**EXTRACT PROVIDED:**
──────────
An 86-page ad for every consumer product Vera Wang has licensed her name to. Hudson, Vionnet, another Tom Ford for Women ad without Tom Ford in it but with eyeshadow worn out to the hairline, which I’m guessing isn’t going to catch on.
Having trouble with the anatomy in this Balmain ad. Someone help?
Moncler ad with fur coats and husky. Ralph Rucci ad, more fur, and also some kind of blunt instrument. Sonia Rykiel, with sky blue sock garters and no socks. I’m no fashion expert, but I feel comfortable declaring that NO ONE SHOULD WEAR THIS. Something jewelry, Proenza (two pages this far back–that’s it? did Jack and Lazaro have a falling out with Nuclear Wintour?), something leather mini and fishnets, Helmut Lang, blurry pink coat (sure, that’s the brand name), and Zadig & Voltaire. If you can pull off these leather overalls with no shirt underneath, more power to you.
Fossil, Express, Zoya nail polish. Shiny! More letters from readers, with one “complaint” that there’s no smell to the fragrance ads in Vogue‘s iPad version. Ha?
More ads: Neutrogena, Mercedes-Benz, and Loft, from which a disturbingly large proportion of my wardrobe hails. What? I need business casual for work! Also: nonstop sales. And I’ll take the tomato red coat in the Kate Spade ad, please. Bloomingdale’s, where jewelry goes in a frying pan!
And now, Adam Driver on the Contributors page. I don’t watch Girls, so I’m going to have so much fun with this!
Adam Driver doesn’t know what day it is because he’s working so much. Another Lancome ad–I’m not counting, but that’s like the 33rd one I’ve seen today. More contributors: Lily Collins (who has an essay in this month’s Seventeen called something like “How to Get Your Dream Life Now,” in which she instructs young readers to just start publishing things in newspapers and getting acting jobs–just like she did!–without ever acknowledging that having a wealthy and famous father may have helped in some way). There’s Thomas Beller, who reveals he thinks of New Orleans as the sixth borough of New York City, presumably because he spends a lot of time there and not because of, you know, geography or population trends. Ads for Alberta Ferretti, Moschino (want those glasses!), Hue, and Levis.
Wait, what is this? It’s a page with a whole lot of text on it. It looks suspiciously like an actual article! So this seems like a good place for me to take a break/eat lunch/maybe go outside for a minute. I’ll be back in an hour or so. In the meantime, here’s a Q&A I did with Michael Jones from Shine So Brightly yesterday, in case all these words aren’t enough!
I’m back and ready for more. If you’re following along, I’m picking up again on page 436.
So the first story here is in the “Up Front” section, which is a strange thing to call a section appearing on page 436.
Anyway. It’s the story of a journalist held captive in Somalia for fifteen months and another journalist she worked with to write a book about the experience. And it’s an intense, moving story, which is why it’s really weird that it’s intersected with ads for a Marc Jacobs perfume and Lucky Brand jeans. I’ve written before about the jarring tone shifts in Vogue, and this is another example. Sure, I can be interested in world affairs and fashion, but maybe not at the exact same moment.
──────────
**YOUR TASKS:**
1. Write out the entries of the data file again, substituting "list-item" for every "paragraph-item" and leaving everything else unchanged.
2. Proceed with the running commentary on reading an issue of Vogue, starting after its last sentence.

[Part of a data file]
──────────
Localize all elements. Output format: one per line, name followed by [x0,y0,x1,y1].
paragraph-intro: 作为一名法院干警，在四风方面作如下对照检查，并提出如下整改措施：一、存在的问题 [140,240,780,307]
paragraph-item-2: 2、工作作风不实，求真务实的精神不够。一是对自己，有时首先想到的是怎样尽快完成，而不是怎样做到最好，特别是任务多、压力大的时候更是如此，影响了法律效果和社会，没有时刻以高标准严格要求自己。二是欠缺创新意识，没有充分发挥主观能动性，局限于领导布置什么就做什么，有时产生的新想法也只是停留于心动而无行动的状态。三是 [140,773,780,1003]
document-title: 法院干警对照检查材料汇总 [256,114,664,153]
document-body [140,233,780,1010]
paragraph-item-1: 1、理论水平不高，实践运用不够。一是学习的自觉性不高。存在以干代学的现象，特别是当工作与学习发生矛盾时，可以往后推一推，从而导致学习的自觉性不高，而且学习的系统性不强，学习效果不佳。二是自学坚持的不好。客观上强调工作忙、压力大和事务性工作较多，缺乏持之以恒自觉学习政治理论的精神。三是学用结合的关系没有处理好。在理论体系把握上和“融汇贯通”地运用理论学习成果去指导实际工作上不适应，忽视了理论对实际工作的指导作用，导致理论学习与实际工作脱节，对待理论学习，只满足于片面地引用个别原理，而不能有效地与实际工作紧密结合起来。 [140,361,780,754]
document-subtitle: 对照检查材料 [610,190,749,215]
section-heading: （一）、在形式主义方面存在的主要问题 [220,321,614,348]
──────────
**RESPONSE LIST:**
1.
Localize all elements. Output format: one per line, name followed by [x0,y0,x1,y1].
paragraph-intro: 作为一名法院干警，在四风方面作如下对照检查，并提出如下整改措施：一、存在的问题 [140,240,780,307]
list-item-2: 2、工作作风不实，求真务实的精神不够。一是对自己，有时首先想到的是怎样尽快完成，而不是怎样做到最好，特别是任务多、压力大的时候更是如此，影响了法律效果和社会，没有时刻以高标准严格要求自己。二是欠缺创新意识，没有充分发挥主观能动性，局限于领导布置什么就做什么，有时产生的新想法也只是停留于心动而无行动的状态。三是 [140,773,780,1003]
document-title: 法院干警对照检查材料汇总 [256,114,664,153]
document-body [140,233,780,1010]
list-item-1: 1、理论水平不高，实践运用不够。一是学习的自觉性不高。存在以干代学的现象，特别是当工作与学习发生矛盾时，可以往后推一推，从而导致学习的自觉性不高，而且学习的系统性不强，学习效果不佳。二是自学坚持的不好。客观上强调工作忙、压力大和事务性工作较多，缺乏持之以恒自觉学习政治理论的精神。三是学用结合的关系没有处理好。在理论体系把握上和“融汇贯通”地运用理论学习成果去指导实际工作上不适应，忽视了理论对实际工作的指导作用，导致理论学习与实际工作脱节，对待理论学习，只满足于片面地引用个别原理，而不能有效地与实际工作紧密结合起来。 [140,361,780,754]
document-subtitle: 对照检查材料 [610,190,749,215]
section-heading: （一）、在形式主义方面存在的主要问题 [220,321,614,348]

2.
The second page of the story is page 444. It continues on 450. But! There’s only one page, an ad for Sorel boots, between 444 and 450. 902 pages is a lie! This issue is only 897 pages!
Almost four years after her ordeal, Lindhout looks the picture of health, with long beauty-queen hair, superwhite teeth, and carefully plucked eyebrows…
I don’t mean to snark on the formerly imprisoned journalist’s health, but equating “healthy” with “beauty-queen hair, superwhite teeth, and carefully plucked eyebrows”? Maybe my doctor should check me for all of those at my next physical!
I do not have beauty-queen hair.
Robert Cavalli ad, then “Undercover Angel,” wherein the “philanthropic powerhouse Emma Bloomberg” tries desperately to stay out of the spotlight. Which explains why she granted an interview to Vogue.
So, “Undercover Angel”: basically, the wealthy and influential daughter of someone even more wealthy and influential uses her wealth and influence to help people who are not wealthy or influential.
I have no doubt that Emma Bloomberg (the mayor’s daughter, if you hadn’t guessed) is doing good things. But this article!
- Louis C.K. “unleashes his astringent and disarming blue-collar schtick”
- Bloomberg wears a sleveless dress to “show her impressively Crossfit-toned arms”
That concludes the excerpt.